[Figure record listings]
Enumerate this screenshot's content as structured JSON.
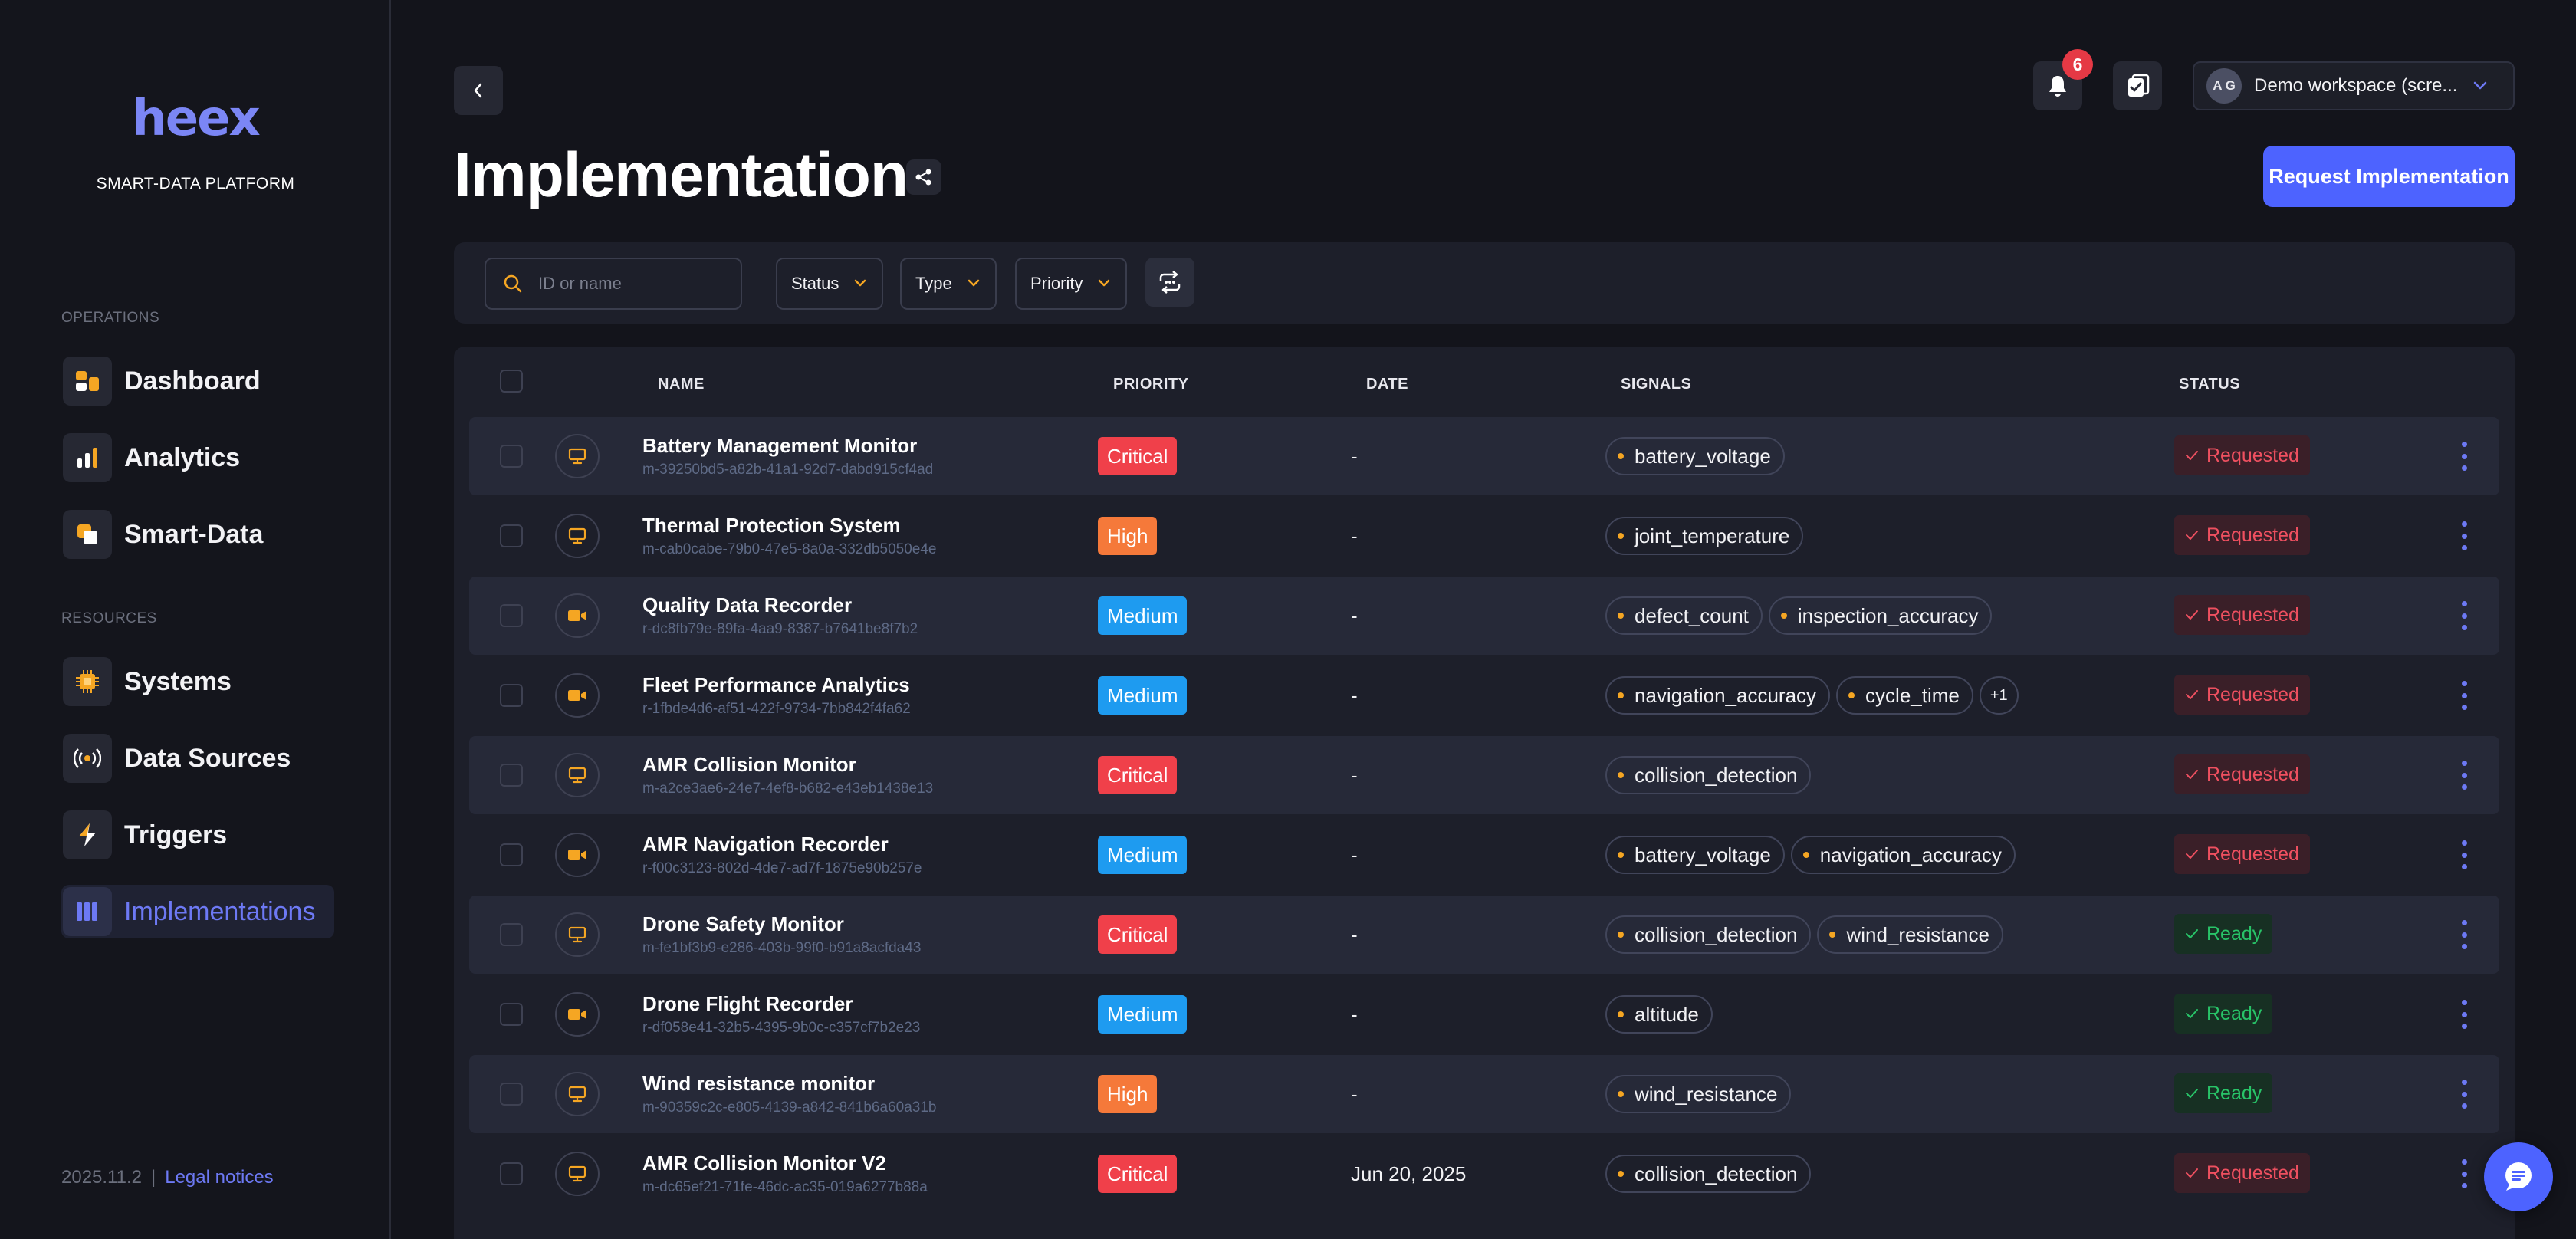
{
  "brand": {
    "logo": "heex",
    "tagline": "SMART-DATA PLATFORM"
  },
  "sidebar": {
    "operations_label": "OPERATIONS",
    "resources_label": "RESOURCES",
    "items": [
      {
        "label": "Dashboard",
        "icon": "dashboard-icon"
      },
      {
        "label": "Analytics",
        "icon": "analytics-icon"
      },
      {
        "label": "Smart-Data",
        "icon": "smart-data-icon"
      },
      {
        "label": "Systems",
        "icon": "chip-icon"
      },
      {
        "label": "Data Sources",
        "icon": "broadcast-icon"
      },
      {
        "label": "Triggers",
        "icon": "lightning-icon"
      },
      {
        "label": "Implementations",
        "icon": "columns-icon",
        "active": true
      }
    ],
    "version": "2025.11.2",
    "separator": "|",
    "legal": "Legal notices"
  },
  "header": {
    "title": "Implementation",
    "notification_count": "6",
    "workspace": {
      "initials": "A G",
      "name": "Demo workspace (scre..."
    },
    "request_button": "Request Implementation"
  },
  "filters": {
    "search_placeholder": "ID or name",
    "status": "Status",
    "type": "Type",
    "priority": "Priority"
  },
  "table": {
    "columns": {
      "name": "NAME",
      "priority": "PRIORITY",
      "date": "DATE",
      "signals": "SIGNALS",
      "status": "STATUS"
    },
    "rows": [
      {
        "type": "monitor",
        "name": "Battery Management Monitor",
        "id": "m-39250bd5-a82b-41a1-92d7-dabd915cf4ad",
        "priority": "Critical",
        "date": "-",
        "signals": [
          "battery_voltage"
        ],
        "more": "",
        "status": "Requested"
      },
      {
        "type": "monitor",
        "name": "Thermal Protection System",
        "id": "m-cab0cabe-79b0-47e5-8a0a-332db5050e4e",
        "priority": "High",
        "date": "-",
        "signals": [
          "joint_temperature"
        ],
        "more": "",
        "status": "Requested"
      },
      {
        "type": "recorder",
        "name": "Quality Data Recorder",
        "id": "r-dc8fb79e-89fa-4aa9-8387-b7641be8f7b2",
        "priority": "Medium",
        "date": "-",
        "signals": [
          "defect_count",
          "inspection_accuracy"
        ],
        "more": "",
        "status": "Requested"
      },
      {
        "type": "recorder",
        "name": "Fleet Performance Analytics",
        "id": "r-1fbde4d6-af51-422f-9734-7bb842f4fa62",
        "priority": "Medium",
        "date": "-",
        "signals": [
          "navigation_accuracy",
          "cycle_time"
        ],
        "more": "+1",
        "status": "Requested"
      },
      {
        "type": "monitor",
        "name": "AMR Collision Monitor",
        "id": "m-a2ce3ae6-24e7-4ef8-b682-e43eb1438e13",
        "priority": "Critical",
        "date": "-",
        "signals": [
          "collision_detection"
        ],
        "more": "",
        "status": "Requested"
      },
      {
        "type": "recorder",
        "name": "AMR Navigation Recorder",
        "id": "r-f00c3123-802d-4de7-ad7f-1875e90b257e",
        "priority": "Medium",
        "date": "-",
        "signals": [
          "battery_voltage",
          "navigation_accuracy"
        ],
        "more": "",
        "status": "Requested"
      },
      {
        "type": "monitor",
        "name": "Drone Safety Monitor",
        "id": "m-fe1bf3b9-e286-403b-99f0-b91a8acfda43",
        "priority": "Critical",
        "date": "-",
        "signals": [
          "collision_detection",
          "wind_resistance"
        ],
        "more": "",
        "status": "Ready"
      },
      {
        "type": "recorder",
        "name": "Drone Flight Recorder",
        "id": "r-df058e41-32b5-4395-9b0c-c357cf7b2e23",
        "priority": "Medium",
        "date": "-",
        "signals": [
          "altitude"
        ],
        "more": "",
        "status": "Ready"
      },
      {
        "type": "monitor",
        "name": "Wind resistance monitor",
        "id": "m-90359c2c-e805-4139-a842-841b6a60a31b",
        "priority": "High",
        "date": "-",
        "signals": [
          "wind_resistance"
        ],
        "more": "",
        "status": "Ready"
      },
      {
        "type": "monitor",
        "name": "AMR Collision Monitor V2",
        "id": "m-dc65ef21-71fe-46dc-ac35-019a6277b88a",
        "priority": "Critical",
        "date": "Jun 20, 2025",
        "signals": [
          "collision_detection"
        ],
        "more": "",
        "status": "Requested"
      }
    ]
  },
  "colors": {
    "accent": "#4d63ff",
    "critical": "#f0404a",
    "high": "#f5793a",
    "medium": "#1e9bf0",
    "requested": "#ef5060",
    "ready": "#28c468",
    "icon_orange": "#f5a623"
  }
}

**GOAL:** Write out the entries above word for word. Do not include the pictures.

**EXPECTED OUTPUT:**
Enumerate this screenshot's content as structured JSON.
{
  "brand": {
    "logo": "heex",
    "tagline": "SMART-DATA PLATFORM"
  },
  "sidebar": {
    "operations_label": "OPERATIONS",
    "resources_label": "RESOURCES",
    "items": [
      {
        "label": "Dashboard",
        "icon": "dashboard-icon"
      },
      {
        "label": "Analytics",
        "icon": "analytics-icon"
      },
      {
        "label": "Smart-Data",
        "icon": "smart-data-icon"
      },
      {
        "label": "Systems",
        "icon": "chip-icon"
      },
      {
        "label": "Data Sources",
        "icon": "broadcast-icon"
      },
      {
        "label": "Triggers",
        "icon": "lightning-icon"
      },
      {
        "label": "Implementations",
        "icon": "columns-icon",
        "active": true
      }
    ],
    "version": "2025.11.2",
    "separator": "|",
    "legal": "Legal notices"
  },
  "header": {
    "title": "Implementation",
    "notification_count": "6",
    "workspace": {
      "initials": "A G",
      "name": "Demo workspace (scre..."
    },
    "request_button": "Request Implementation"
  },
  "filters": {
    "search_placeholder": "ID or name",
    "status": "Status",
    "type": "Type",
    "priority": "Priority"
  },
  "table": {
    "columns": {
      "name": "NAME",
      "priority": "PRIORITY",
      "date": "DATE",
      "signals": "SIGNALS",
      "status": "STATUS"
    },
    "rows": [
      {
        "type": "monitor",
        "name": "Battery Management Monitor",
        "id": "m-39250bd5-a82b-41a1-92d7-dabd915cf4ad",
        "priority": "Critical",
        "date": "-",
        "signals": [
          "battery_voltage"
        ],
        "more": "",
        "status": "Requested"
      },
      {
        "type": "monitor",
        "name": "Thermal Protection System",
        "id": "m-cab0cabe-79b0-47e5-8a0a-332db5050e4e",
        "priority": "High",
        "date": "-",
        "signals": [
          "joint_temperature"
        ],
        "more": "",
        "status": "Requested"
      },
      {
        "type": "recorder",
        "name": "Quality Data Recorder",
        "id": "r-dc8fb79e-89fa-4aa9-8387-b7641be8f7b2",
        "priority": "Medium",
        "date": "-",
        "signals": [
          "defect_count",
          "inspection_accuracy"
        ],
        "more": "",
        "status": "Requested"
      },
      {
        "type": "recorder",
        "name": "Fleet Performance Analytics",
        "id": "r-1fbde4d6-af51-422f-9734-7bb842f4fa62",
        "priority": "Medium",
        "date": "-",
        "signals": [
          "navigation_accuracy",
          "cycle_time"
        ],
        "more": "+1",
        "status": "Requested"
      },
      {
        "type": "monitor",
        "name": "AMR Collision Monitor",
        "id": "m-a2ce3ae6-24e7-4ef8-b682-e43eb1438e13",
        "priority": "Critical",
        "date": "-",
        "signals": [
          "collision_detection"
        ],
        "more": "",
        "status": "Requested"
      },
      {
        "type": "recorder",
        "name": "AMR Navigation Recorder",
        "id": "r-f00c3123-802d-4de7-ad7f-1875e90b257e",
        "priority": "Medium",
        "date": "-",
        "signals": [
          "battery_voltage",
          "navigation_accuracy"
        ],
        "more": "",
        "status": "Requested"
      },
      {
        "type": "monitor",
        "name": "Drone Safety Monitor",
        "id": "m-fe1bf3b9-e286-403b-99f0-b91a8acfda43",
        "priority": "Critical",
        "date": "-",
        "signals": [
          "collision_detection",
          "wind_resistance"
        ],
        "more": "",
        "status": "Ready"
      },
      {
        "type": "recorder",
        "name": "Drone Flight Recorder",
        "id": "r-df058e41-32b5-4395-9b0c-c357cf7b2e23",
        "priority": "Medium",
        "date": "-",
        "signals": [
          "altitude"
        ],
        "more": "",
        "status": "Ready"
      },
      {
        "type": "monitor",
        "name": "Wind resistance monitor",
        "id": "m-90359c2c-e805-4139-a842-841b6a60a31b",
        "priority": "High",
        "date": "-",
        "signals": [
          "wind_resistance"
        ],
        "more": "",
        "status": "Ready"
      },
      {
        "type": "monitor",
        "name": "AMR Collision Monitor V2",
        "id": "m-dc65ef21-71fe-46dc-ac35-019a6277b88a",
        "priority": "Critical",
        "date": "Jun 20, 2025",
        "signals": [
          "collision_detection"
        ],
        "more": "",
        "status": "Requested"
      }
    ]
  },
  "colors": {
    "accent": "#4d63ff",
    "critical": "#f0404a",
    "high": "#f5793a",
    "medium": "#1e9bf0",
    "requested": "#ef5060",
    "ready": "#28c468",
    "icon_orange": "#f5a623"
  }
}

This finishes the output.